START Given records
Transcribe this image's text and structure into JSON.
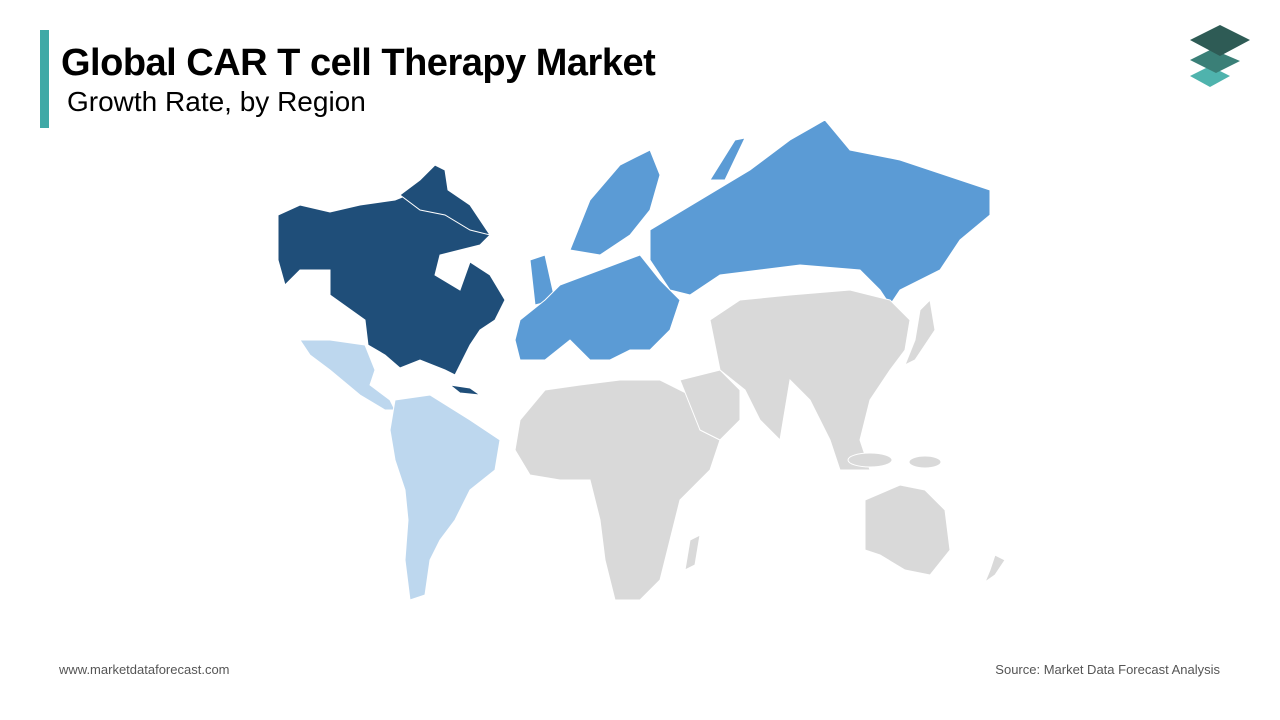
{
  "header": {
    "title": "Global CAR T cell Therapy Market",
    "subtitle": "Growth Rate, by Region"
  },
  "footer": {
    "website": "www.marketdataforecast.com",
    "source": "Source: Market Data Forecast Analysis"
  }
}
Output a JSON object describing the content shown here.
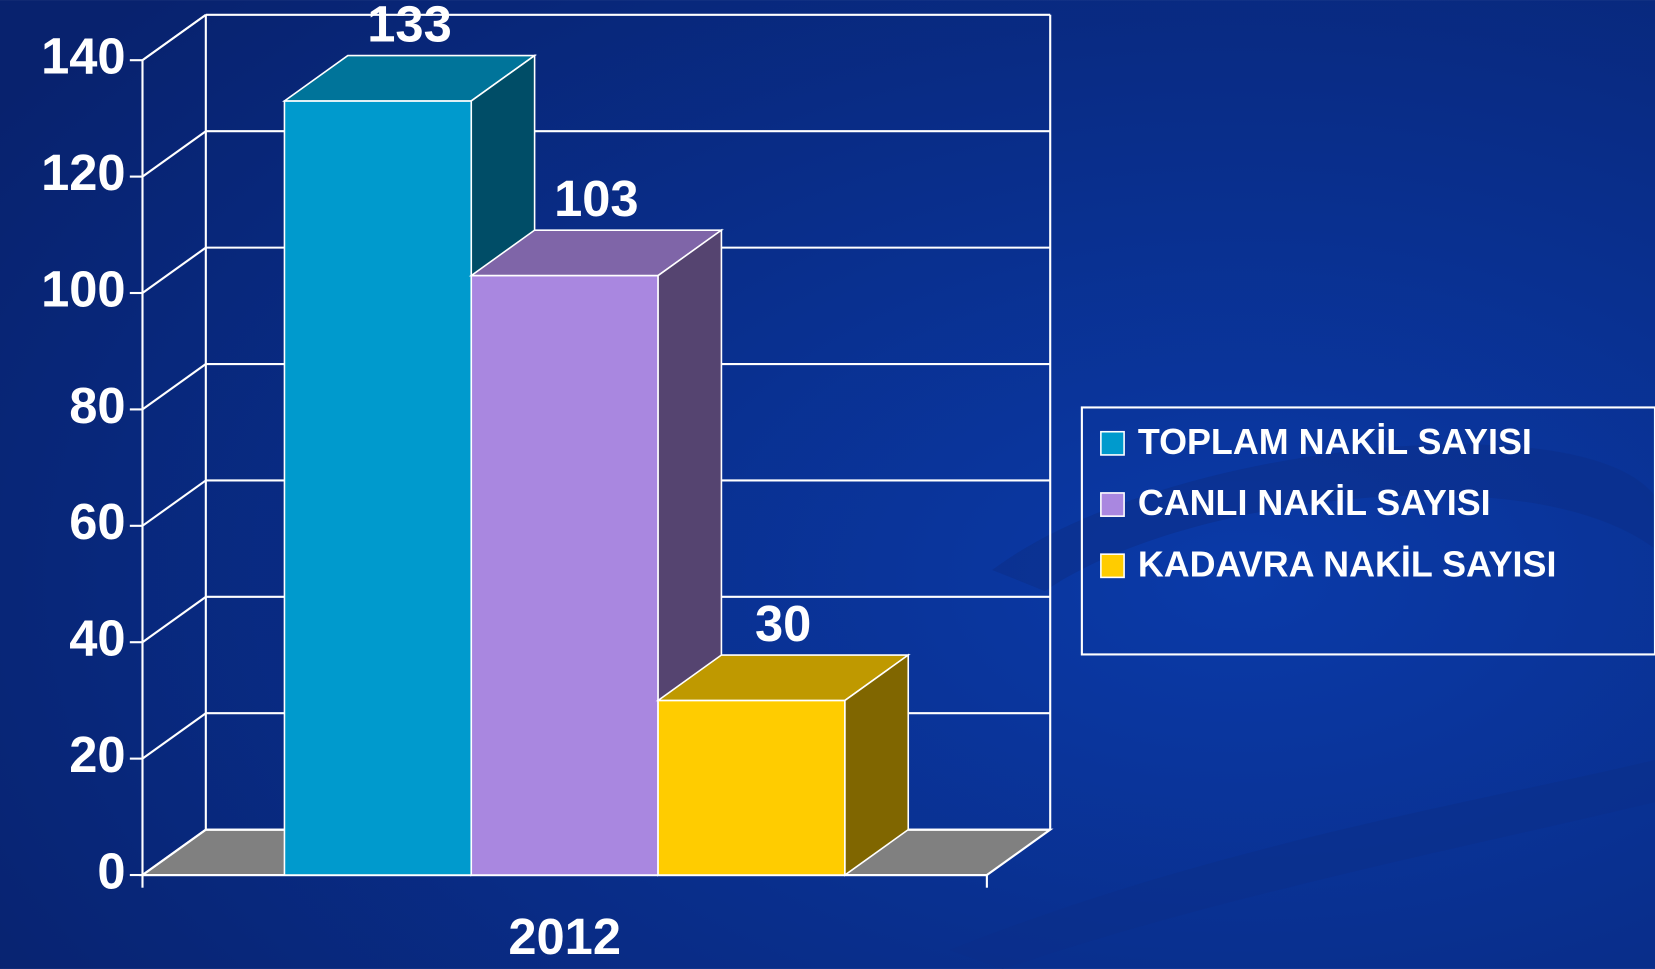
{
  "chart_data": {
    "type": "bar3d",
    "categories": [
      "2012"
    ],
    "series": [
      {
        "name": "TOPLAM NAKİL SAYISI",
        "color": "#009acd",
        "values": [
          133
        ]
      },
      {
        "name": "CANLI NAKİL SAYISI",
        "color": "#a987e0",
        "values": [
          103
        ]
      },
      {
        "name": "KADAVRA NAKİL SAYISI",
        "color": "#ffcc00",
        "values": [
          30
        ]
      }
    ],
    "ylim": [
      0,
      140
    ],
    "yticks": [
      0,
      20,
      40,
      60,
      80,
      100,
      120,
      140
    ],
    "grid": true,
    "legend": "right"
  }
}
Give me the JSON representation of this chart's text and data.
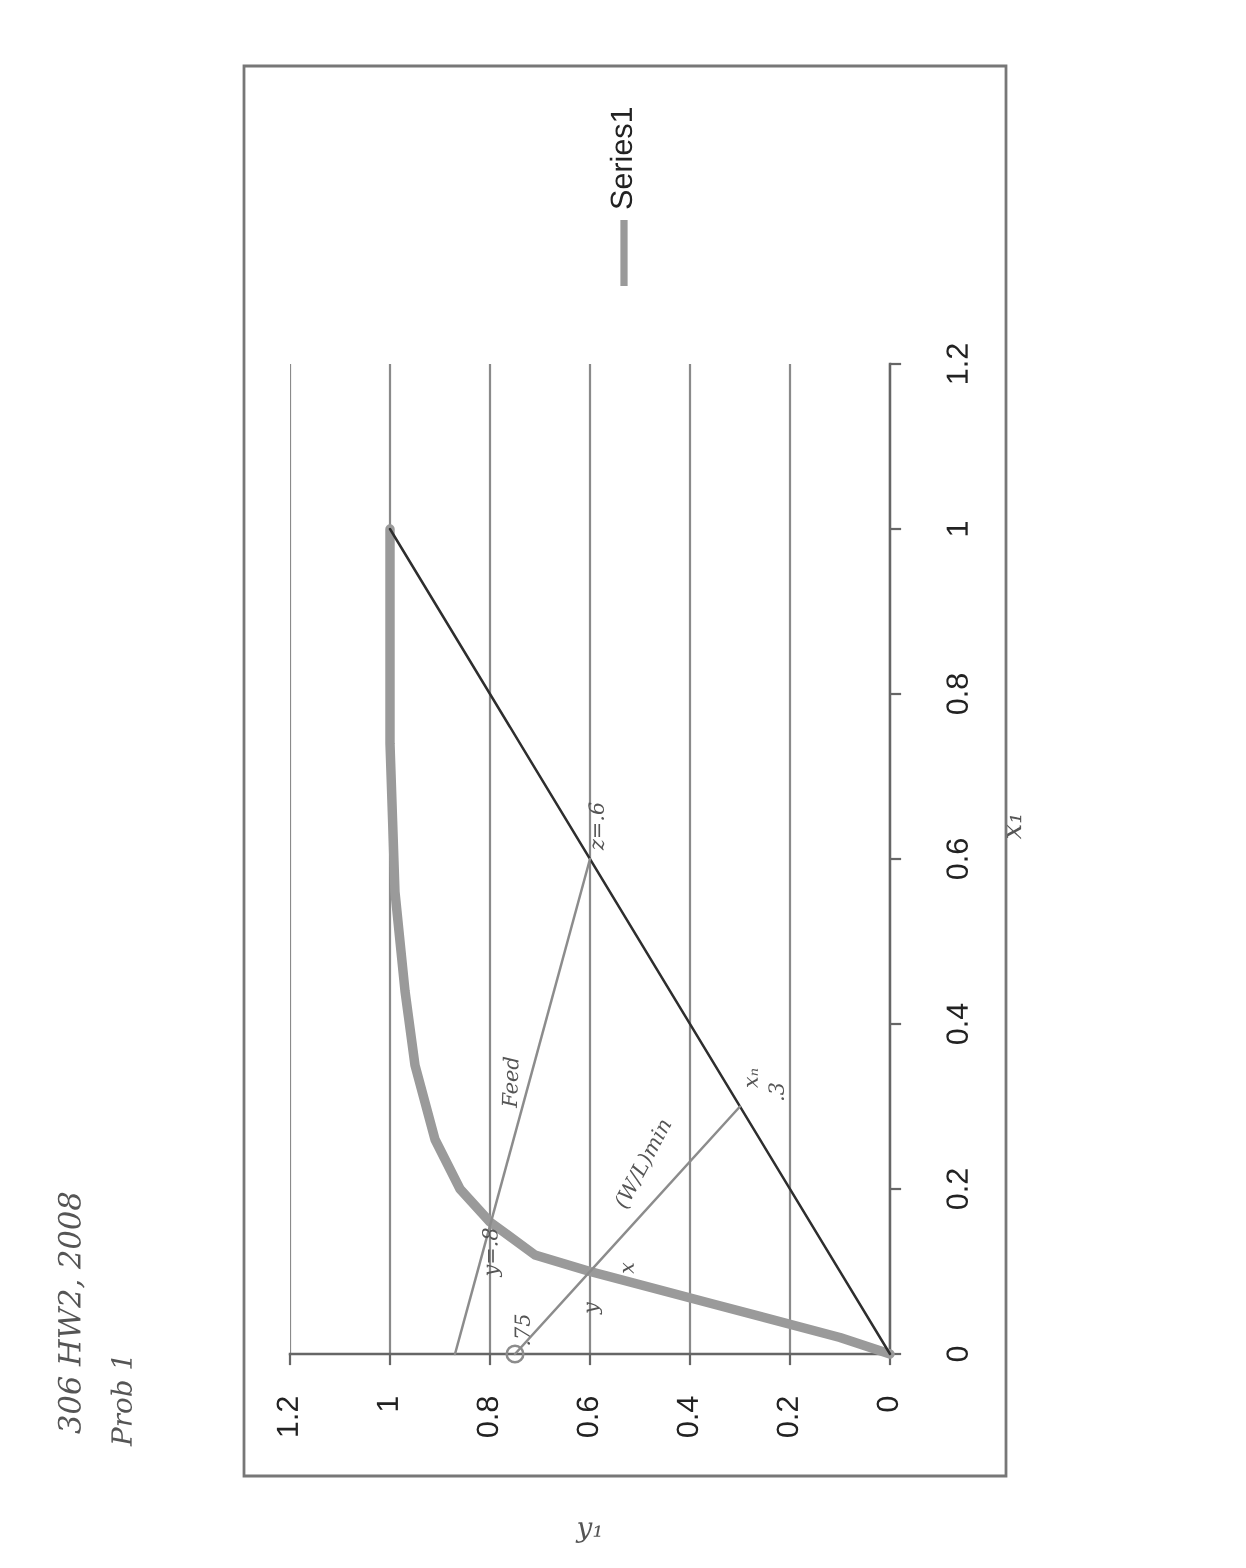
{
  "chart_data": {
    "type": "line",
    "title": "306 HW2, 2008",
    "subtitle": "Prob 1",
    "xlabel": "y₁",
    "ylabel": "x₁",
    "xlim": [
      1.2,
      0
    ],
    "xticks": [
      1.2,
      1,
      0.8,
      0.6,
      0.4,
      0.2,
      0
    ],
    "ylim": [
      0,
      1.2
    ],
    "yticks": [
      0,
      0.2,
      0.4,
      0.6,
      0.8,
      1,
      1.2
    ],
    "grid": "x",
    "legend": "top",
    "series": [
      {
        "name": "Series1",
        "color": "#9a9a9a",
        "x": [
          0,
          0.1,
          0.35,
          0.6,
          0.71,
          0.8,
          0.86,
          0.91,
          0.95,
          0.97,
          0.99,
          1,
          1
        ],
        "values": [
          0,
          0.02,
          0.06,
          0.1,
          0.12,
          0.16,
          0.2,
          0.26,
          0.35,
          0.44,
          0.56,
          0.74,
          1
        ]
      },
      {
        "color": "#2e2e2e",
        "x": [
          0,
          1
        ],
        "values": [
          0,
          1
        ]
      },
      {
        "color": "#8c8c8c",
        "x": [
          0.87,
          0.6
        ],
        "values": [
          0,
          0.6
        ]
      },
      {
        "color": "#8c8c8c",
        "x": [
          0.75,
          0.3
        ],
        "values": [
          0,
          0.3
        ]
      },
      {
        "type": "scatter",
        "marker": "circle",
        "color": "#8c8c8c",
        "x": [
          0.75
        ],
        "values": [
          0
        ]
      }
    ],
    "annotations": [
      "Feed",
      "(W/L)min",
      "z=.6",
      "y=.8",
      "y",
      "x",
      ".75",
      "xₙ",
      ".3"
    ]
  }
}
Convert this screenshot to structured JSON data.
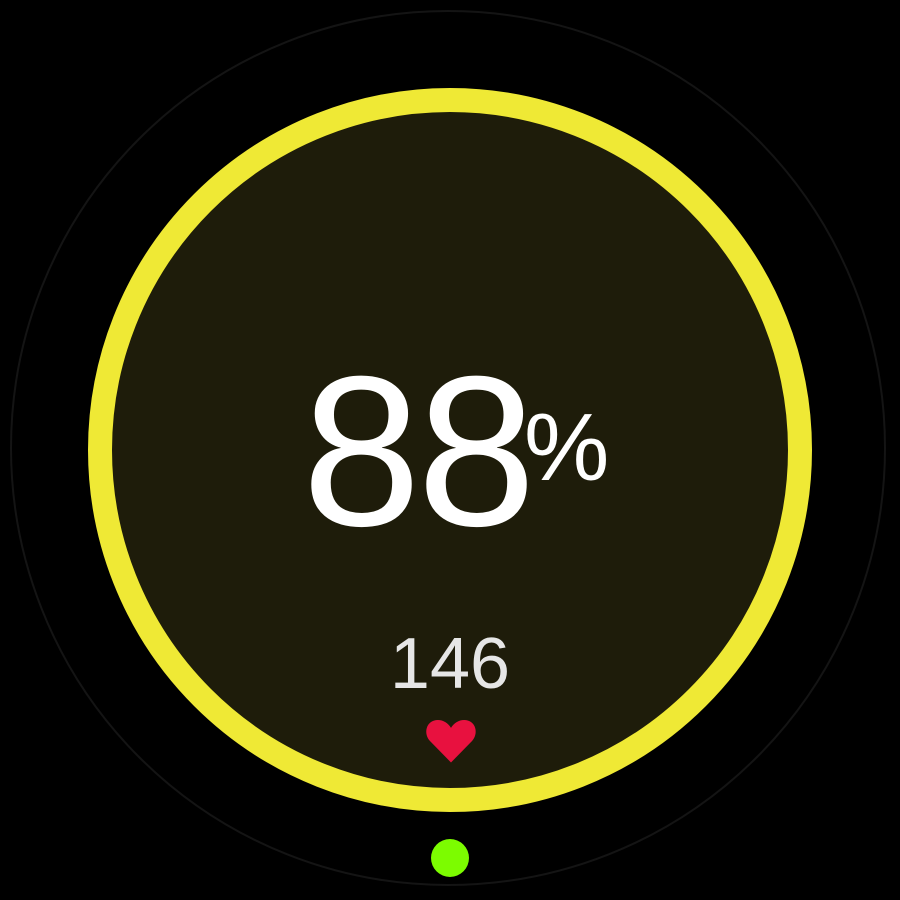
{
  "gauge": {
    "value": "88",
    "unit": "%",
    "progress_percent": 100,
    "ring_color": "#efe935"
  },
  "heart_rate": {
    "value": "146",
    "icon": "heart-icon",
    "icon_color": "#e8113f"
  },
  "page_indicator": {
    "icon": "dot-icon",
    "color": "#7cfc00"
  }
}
END Given records
→ Given task: Where the line containing "Convert this screenshot" appears above, start there and set down each line exactly through the last line of the data; leave out every picture.

→ Written answer:
Convert this screenshot to structured JSON data.
{
  "gauge": {
    "value": "88",
    "unit": "%",
    "progress_percent": 100,
    "ring_color": "#efe935"
  },
  "heart_rate": {
    "value": "146",
    "icon": "heart-icon",
    "icon_color": "#e8113f"
  },
  "page_indicator": {
    "icon": "dot-icon",
    "color": "#7cfc00"
  }
}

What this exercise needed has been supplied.